* PROBLEM DESCRIPTION:
Read through the data and report every line in which the word "value" occurs.

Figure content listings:
<<<<

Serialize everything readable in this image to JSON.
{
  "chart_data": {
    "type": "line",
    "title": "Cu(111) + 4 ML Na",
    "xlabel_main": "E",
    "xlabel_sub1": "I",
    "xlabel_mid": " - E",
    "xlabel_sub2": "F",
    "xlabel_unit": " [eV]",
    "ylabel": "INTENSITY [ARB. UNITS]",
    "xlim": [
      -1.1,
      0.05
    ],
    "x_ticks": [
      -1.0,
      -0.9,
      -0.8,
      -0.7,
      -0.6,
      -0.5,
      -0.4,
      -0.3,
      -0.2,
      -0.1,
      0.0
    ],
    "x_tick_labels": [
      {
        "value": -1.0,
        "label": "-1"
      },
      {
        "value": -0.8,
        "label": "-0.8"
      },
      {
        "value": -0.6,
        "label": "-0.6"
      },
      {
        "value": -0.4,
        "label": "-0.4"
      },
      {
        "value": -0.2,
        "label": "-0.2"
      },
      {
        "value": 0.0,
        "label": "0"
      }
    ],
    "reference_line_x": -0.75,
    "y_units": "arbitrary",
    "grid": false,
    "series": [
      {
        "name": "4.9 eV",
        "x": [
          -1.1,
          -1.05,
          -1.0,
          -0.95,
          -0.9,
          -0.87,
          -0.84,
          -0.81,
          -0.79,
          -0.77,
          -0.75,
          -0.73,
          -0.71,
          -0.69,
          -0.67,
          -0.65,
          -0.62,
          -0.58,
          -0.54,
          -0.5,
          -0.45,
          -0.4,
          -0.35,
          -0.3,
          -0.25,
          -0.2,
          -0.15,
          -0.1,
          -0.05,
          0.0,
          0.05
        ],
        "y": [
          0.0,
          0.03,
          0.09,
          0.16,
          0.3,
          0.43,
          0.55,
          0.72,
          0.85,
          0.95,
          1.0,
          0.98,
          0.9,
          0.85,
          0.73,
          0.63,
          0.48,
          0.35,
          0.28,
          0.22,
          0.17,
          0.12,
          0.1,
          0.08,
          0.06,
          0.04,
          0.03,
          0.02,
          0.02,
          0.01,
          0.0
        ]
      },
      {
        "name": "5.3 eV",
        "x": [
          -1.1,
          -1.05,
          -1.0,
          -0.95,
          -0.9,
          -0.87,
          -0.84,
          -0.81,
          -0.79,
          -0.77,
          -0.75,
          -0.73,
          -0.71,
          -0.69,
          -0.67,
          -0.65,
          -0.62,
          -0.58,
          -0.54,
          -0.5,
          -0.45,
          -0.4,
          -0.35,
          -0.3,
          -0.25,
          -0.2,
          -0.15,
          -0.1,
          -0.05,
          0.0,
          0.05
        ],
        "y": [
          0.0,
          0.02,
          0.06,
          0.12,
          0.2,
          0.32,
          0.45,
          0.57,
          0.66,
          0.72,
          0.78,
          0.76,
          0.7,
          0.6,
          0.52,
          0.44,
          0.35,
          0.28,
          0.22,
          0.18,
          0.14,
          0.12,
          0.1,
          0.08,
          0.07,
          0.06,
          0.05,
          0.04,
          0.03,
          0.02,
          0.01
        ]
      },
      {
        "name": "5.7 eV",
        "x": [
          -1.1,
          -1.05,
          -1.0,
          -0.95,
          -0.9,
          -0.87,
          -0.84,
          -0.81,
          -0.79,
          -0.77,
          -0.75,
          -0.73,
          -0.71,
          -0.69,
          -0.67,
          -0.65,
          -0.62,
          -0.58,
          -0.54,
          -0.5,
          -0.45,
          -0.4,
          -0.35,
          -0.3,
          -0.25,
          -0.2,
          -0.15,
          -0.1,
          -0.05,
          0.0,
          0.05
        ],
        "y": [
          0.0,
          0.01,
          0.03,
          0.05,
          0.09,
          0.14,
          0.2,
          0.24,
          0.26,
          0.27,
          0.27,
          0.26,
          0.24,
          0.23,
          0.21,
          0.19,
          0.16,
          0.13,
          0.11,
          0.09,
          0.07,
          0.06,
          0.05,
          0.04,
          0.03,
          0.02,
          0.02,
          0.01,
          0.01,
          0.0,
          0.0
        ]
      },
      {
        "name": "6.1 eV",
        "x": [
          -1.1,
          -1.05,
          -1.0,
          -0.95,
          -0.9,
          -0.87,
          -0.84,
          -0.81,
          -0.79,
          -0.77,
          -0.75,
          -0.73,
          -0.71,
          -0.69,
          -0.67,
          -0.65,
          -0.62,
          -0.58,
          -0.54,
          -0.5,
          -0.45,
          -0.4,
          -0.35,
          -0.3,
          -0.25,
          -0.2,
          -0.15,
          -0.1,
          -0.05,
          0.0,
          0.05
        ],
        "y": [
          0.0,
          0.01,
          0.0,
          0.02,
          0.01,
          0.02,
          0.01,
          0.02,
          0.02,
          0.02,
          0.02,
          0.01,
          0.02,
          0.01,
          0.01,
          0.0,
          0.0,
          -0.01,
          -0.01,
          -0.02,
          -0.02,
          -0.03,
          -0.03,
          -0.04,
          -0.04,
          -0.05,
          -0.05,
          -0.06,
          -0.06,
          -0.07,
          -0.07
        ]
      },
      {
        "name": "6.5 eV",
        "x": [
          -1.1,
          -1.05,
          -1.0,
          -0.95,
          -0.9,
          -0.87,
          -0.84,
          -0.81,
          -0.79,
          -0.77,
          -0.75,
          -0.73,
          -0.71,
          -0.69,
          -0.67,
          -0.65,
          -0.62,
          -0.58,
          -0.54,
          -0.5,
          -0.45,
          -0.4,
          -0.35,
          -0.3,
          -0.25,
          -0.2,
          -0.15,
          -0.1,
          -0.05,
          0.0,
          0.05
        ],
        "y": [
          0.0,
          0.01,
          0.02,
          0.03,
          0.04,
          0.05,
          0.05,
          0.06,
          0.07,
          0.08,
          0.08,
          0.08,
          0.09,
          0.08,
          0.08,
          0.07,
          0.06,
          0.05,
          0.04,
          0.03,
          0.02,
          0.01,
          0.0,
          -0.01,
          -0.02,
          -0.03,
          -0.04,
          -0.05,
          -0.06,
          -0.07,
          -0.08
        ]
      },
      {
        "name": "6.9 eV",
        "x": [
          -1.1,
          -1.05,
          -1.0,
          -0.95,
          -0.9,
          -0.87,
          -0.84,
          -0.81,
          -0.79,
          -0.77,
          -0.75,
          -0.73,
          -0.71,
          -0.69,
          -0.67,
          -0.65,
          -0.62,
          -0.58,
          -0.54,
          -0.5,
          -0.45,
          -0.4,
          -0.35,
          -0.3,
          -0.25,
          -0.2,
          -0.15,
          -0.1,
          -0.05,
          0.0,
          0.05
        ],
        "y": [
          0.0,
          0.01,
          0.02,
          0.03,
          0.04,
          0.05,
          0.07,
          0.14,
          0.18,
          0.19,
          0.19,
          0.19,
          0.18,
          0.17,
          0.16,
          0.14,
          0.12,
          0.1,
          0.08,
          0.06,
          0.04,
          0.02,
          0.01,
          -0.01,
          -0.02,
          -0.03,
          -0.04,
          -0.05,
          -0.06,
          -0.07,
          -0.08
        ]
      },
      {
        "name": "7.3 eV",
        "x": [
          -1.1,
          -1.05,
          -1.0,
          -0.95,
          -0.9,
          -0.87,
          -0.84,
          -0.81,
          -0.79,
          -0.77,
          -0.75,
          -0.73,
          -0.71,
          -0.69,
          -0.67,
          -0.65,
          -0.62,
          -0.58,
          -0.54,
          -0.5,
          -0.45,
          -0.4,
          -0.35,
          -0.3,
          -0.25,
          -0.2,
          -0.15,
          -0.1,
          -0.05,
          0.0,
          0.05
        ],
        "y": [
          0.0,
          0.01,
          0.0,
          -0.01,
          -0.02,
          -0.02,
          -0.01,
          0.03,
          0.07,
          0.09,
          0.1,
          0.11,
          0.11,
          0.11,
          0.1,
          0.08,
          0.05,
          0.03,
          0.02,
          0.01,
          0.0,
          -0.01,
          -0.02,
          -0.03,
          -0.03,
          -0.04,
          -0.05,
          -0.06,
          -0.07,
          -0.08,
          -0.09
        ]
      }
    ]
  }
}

>>>>

* SOLUTION FOR THIS EXERCISE:
        "value": -1.0,
        "value": -0.8,
        "value": -0.6,
        "value": -0.4,
        "value": -0.2,
        "value": 0.0,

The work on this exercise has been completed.